Dorpsprofiel Egchel

Bij archeologische opgravingen in het uitbreidingsplan Giel Peetershof, trof men enkele jaren geleden de resten aan van een kleine nederzetting uit de (Late) IJzertijd. Tevens vond men de contouren van de landweer uit de 14e eeuw, die liep vanaf Kessel-Eik door de Keup en Giel Peetershof en eindigde bij de Jacobusstraat.

1837 - 1602

In 1387 komt de naam van ‘Henneke Agell’ voor als schepen (wethouder) van Helden. Als ‘hertschap Achell’ werd het dorp in 1459 voor het eerst genoemd. De naam is een afgeleide van ‘Aicheloo’ (eikenbos). In 1469 betaalden 31 mensen belasting over hun bezit en in 1602 telde de gemeenschap 24 boerderijen en andere woningen. Tot aan de oprichting van de parochie Panningen behoorden de volgende gehuchten tot ‘Achel’: Keup, Egchel, Hub en Zelen.

* [GEGEVENS]:
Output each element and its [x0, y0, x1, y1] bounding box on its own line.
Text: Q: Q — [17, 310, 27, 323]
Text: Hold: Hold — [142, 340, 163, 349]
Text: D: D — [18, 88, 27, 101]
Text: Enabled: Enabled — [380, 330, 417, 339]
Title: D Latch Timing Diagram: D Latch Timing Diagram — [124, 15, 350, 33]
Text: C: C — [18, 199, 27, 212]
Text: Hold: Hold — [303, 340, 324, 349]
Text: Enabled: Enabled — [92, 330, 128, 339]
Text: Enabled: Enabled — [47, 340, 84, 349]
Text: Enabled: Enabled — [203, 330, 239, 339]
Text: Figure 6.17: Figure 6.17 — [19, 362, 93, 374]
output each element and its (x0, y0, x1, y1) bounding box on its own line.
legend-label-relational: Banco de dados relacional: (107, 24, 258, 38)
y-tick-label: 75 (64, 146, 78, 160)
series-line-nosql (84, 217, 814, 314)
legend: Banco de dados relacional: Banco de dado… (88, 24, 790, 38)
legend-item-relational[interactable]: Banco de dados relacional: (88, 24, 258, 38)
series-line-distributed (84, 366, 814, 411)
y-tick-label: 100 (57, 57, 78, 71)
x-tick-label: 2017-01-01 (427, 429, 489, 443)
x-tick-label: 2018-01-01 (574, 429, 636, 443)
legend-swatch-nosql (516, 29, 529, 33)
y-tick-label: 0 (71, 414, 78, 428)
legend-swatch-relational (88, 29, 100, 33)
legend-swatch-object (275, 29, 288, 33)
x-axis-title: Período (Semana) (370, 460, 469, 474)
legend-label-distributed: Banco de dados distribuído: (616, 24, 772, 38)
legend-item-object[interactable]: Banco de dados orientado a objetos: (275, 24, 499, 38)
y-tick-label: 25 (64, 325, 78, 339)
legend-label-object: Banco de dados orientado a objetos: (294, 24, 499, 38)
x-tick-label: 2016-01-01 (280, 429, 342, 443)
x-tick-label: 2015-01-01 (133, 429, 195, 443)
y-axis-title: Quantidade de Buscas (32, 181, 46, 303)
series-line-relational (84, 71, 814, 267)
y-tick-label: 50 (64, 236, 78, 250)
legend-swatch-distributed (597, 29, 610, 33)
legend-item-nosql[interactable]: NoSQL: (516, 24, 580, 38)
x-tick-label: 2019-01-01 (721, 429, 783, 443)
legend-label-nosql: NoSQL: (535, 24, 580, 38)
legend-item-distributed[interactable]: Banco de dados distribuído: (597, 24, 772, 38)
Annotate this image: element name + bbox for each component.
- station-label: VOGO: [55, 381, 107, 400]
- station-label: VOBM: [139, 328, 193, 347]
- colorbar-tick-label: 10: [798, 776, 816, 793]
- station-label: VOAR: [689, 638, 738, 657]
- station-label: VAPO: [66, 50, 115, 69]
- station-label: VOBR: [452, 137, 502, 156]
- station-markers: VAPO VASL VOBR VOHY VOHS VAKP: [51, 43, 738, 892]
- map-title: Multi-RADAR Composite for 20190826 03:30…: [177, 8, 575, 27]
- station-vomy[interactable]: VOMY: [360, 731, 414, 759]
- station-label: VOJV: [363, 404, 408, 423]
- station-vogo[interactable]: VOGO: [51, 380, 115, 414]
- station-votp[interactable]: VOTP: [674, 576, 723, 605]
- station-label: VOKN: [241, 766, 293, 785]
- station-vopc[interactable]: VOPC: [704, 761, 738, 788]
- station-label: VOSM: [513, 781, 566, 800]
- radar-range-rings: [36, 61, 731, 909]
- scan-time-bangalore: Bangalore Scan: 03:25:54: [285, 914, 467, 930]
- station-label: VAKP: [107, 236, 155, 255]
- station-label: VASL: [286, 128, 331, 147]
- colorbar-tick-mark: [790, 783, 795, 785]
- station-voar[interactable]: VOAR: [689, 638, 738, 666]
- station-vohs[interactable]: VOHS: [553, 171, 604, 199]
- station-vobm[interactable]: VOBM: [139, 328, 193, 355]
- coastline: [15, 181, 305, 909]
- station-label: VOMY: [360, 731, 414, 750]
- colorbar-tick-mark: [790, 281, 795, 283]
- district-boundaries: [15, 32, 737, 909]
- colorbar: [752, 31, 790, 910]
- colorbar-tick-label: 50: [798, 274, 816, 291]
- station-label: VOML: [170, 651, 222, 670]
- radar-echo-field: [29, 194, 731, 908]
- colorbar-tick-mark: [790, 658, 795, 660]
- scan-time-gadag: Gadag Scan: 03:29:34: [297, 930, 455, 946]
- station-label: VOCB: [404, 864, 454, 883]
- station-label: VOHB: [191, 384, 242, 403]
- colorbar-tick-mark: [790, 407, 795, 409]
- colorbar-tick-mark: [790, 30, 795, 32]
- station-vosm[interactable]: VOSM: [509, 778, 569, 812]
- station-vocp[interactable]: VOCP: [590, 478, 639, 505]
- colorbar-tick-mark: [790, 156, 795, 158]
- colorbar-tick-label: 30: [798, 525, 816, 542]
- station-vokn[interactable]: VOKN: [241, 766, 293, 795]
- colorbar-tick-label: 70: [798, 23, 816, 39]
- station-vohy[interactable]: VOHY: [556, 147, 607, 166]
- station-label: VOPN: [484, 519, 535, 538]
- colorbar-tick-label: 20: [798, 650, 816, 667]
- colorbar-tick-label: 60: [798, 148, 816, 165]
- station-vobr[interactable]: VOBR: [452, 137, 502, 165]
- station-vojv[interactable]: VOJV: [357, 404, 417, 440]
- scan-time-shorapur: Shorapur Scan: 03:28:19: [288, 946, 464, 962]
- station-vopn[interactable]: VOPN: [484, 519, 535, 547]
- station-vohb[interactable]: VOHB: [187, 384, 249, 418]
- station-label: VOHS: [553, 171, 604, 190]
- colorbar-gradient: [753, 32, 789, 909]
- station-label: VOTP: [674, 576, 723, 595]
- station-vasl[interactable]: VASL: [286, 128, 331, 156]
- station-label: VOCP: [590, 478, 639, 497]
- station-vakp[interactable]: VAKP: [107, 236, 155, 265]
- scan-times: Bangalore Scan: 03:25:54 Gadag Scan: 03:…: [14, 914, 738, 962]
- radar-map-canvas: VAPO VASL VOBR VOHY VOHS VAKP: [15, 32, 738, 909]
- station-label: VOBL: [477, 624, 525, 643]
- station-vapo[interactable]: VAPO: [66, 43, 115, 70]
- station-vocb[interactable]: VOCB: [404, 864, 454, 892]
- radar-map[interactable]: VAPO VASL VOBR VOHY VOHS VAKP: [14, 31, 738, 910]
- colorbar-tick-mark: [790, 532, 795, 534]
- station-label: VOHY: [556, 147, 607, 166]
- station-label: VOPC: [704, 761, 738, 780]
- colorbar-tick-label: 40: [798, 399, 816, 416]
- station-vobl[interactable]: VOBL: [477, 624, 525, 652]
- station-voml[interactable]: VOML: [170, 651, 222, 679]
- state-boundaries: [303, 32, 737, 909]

* [OPDRACHTEN]:
- A) Schrijf het deel van de oefentekst over Egchel over dat begint met "Dorpsprofiel Egchel" en doorloopt tot en met "Hub en Zelen.".
- B) Van welke naam is de dorpsnaam afgeleid, volgens de oefentekst over Egchel?
- C) Vat de oefentekst over Egchel samen in twee zinnen.

* [VERWACHTE UITKOMSTEN]:
- A)
Dorpsprofiel Egchel

Bij archeologische opgravingen in het uitbreidingsplan Giel Peetershof, trof men enkele jaren geleden de resten aan van een kleine nederzetting uit de (Late) IJzertijd. Tevens vond men de contouren van de landweer uit de 14e eeuw, die liep vanaf Kessel-Eik door de Keup en Giel Peetershof en eindigde bij de Jacobusstraat.

1837 - 1602

In 1387 komt de naam van ‘Henneke Agell’ voor als schepen (wethouder) van Helden. Als ‘hertschap Achell’ werd het dorp in 1459 voor het eerst genoemd. De naam is een afgeleide van ‘Aicheloo’ (eikenbos). In 1469 betaalden 31 mensen belasting over hun bezit en in 1602 telde de gemeenschap 24 boerderijen en andere woningen. Tot aan de oprichting van de parochie Panningen behoorden de volgende gehuchten tot ‘Achel’: Keup, Egchel, Hub en Zelen.

- B) Van ‘Aicheloo’ (eikenbos).

- C) Bij opgravingen in het uitbreidingsplan Giel Peetershof vond men resten van een kleine nederzetting uit de (Late) IJzertijd en de contouren van een landweer uit de 14e eeuw. Het dorp werd in 1459 voor het eerst genoemd als ‘hertschap Achell’, een naam afgeleid van ‘Aicheloo’ (eikenbos), en telde in 1602 24 boerderijen en andere woningen.